Exercise requirements: Retype each entry below exactly as it stands.

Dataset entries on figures
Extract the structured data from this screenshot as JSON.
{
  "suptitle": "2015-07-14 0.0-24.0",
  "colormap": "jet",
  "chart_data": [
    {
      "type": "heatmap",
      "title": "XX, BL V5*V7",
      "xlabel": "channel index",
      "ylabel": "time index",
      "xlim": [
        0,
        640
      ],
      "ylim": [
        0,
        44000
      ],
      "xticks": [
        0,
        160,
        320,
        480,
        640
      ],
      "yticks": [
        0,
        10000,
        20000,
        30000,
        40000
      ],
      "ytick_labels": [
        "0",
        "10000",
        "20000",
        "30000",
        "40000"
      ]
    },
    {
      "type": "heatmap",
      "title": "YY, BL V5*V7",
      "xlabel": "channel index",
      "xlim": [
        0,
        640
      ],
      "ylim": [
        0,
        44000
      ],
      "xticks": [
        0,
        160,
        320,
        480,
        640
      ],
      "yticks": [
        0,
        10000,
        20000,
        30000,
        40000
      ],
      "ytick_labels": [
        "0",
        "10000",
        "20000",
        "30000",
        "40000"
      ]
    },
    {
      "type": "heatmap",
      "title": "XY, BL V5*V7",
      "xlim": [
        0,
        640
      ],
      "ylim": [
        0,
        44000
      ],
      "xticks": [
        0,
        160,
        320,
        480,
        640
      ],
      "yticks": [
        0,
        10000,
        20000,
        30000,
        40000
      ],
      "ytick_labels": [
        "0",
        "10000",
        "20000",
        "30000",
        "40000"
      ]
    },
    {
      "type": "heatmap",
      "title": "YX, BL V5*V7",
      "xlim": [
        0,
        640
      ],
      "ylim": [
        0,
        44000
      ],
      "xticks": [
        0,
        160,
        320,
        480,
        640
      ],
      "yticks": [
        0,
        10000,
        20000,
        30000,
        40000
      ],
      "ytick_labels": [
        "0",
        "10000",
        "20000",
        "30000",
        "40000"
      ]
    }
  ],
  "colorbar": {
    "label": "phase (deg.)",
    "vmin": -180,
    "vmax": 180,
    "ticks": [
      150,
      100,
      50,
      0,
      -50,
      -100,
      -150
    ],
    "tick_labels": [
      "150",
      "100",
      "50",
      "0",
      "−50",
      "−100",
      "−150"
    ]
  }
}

Correct answer:
Extract the structured data from this screenshot as JSON.
{
  "suptitle": "2015-07-14 0.0-24.0",
  "colormap": "jet",
  "chart_data": [
    {
      "type": "heatmap",
      "title": "XX, BL V5*V7",
      "xlabel": "channel index",
      "ylabel": "time index",
      "xlim": [
        0,
        640
      ],
      "ylim": [
        0,
        44000
      ],
      "xticks": [
        0,
        160,
        320,
        480,
        640
      ],
      "yticks": [
        0,
        10000,
        20000,
        30000,
        40000
      ],
      "ytick_labels": [
        "0",
        "10000",
        "20000",
        "30000",
        "40000"
      ]
    },
    {
      "type": "heatmap",
      "title": "YY, BL V5*V7",
      "xlabel": "channel index",
      "xlim": [
        0,
        640
      ],
      "ylim": [
        0,
        44000
      ],
      "xticks": [
        0,
        160,
        320,
        480,
        640
      ],
      "yticks": [
        0,
        10000,
        20000,
        30000,
        40000
      ],
      "ytick_labels": [
        "0",
        "10000",
        "20000",
        "30000",
        "40000"
      ]
    },
    {
      "type": "heatmap",
      "title": "XY, BL V5*V7",
      "xlim": [
        0,
        640
      ],
      "ylim": [
        0,
        44000
      ],
      "xticks": [
        0,
        160,
        320,
        480,
        640
      ],
      "yticks": [
        0,
        10000,
        20000,
        30000,
        40000
      ],
      "ytick_labels": [
        "0",
        "10000",
        "20000",
        "30000",
        "40000"
      ]
    },
    {
      "type": "heatmap",
      "title": "YX, BL V5*V7",
      "xlim": [
        0,
        640
      ],
      "ylim": [
        0,
        44000
      ],
      "xticks": [
        0,
        160,
        320,
        480,
        640
      ],
      "yticks": [
        0,
        10000,
        20000,
        30000,
        40000
      ],
      "ytick_labels": [
        "0",
        "10000",
        "20000",
        "30000",
        "40000"
      ]
    }
  ],
  "colorbar": {
    "label": "phase (deg.)",
    "vmin": -180,
    "vmax": 180,
    "ticks": [
      150,
      100,
      50,
      0,
      -50,
      -100,
      -150
    ],
    "tick_labels": [
      "150",
      "100",
      "50",
      "0",
      "−50",
      "−100",
      "−150"
    ]
  }
}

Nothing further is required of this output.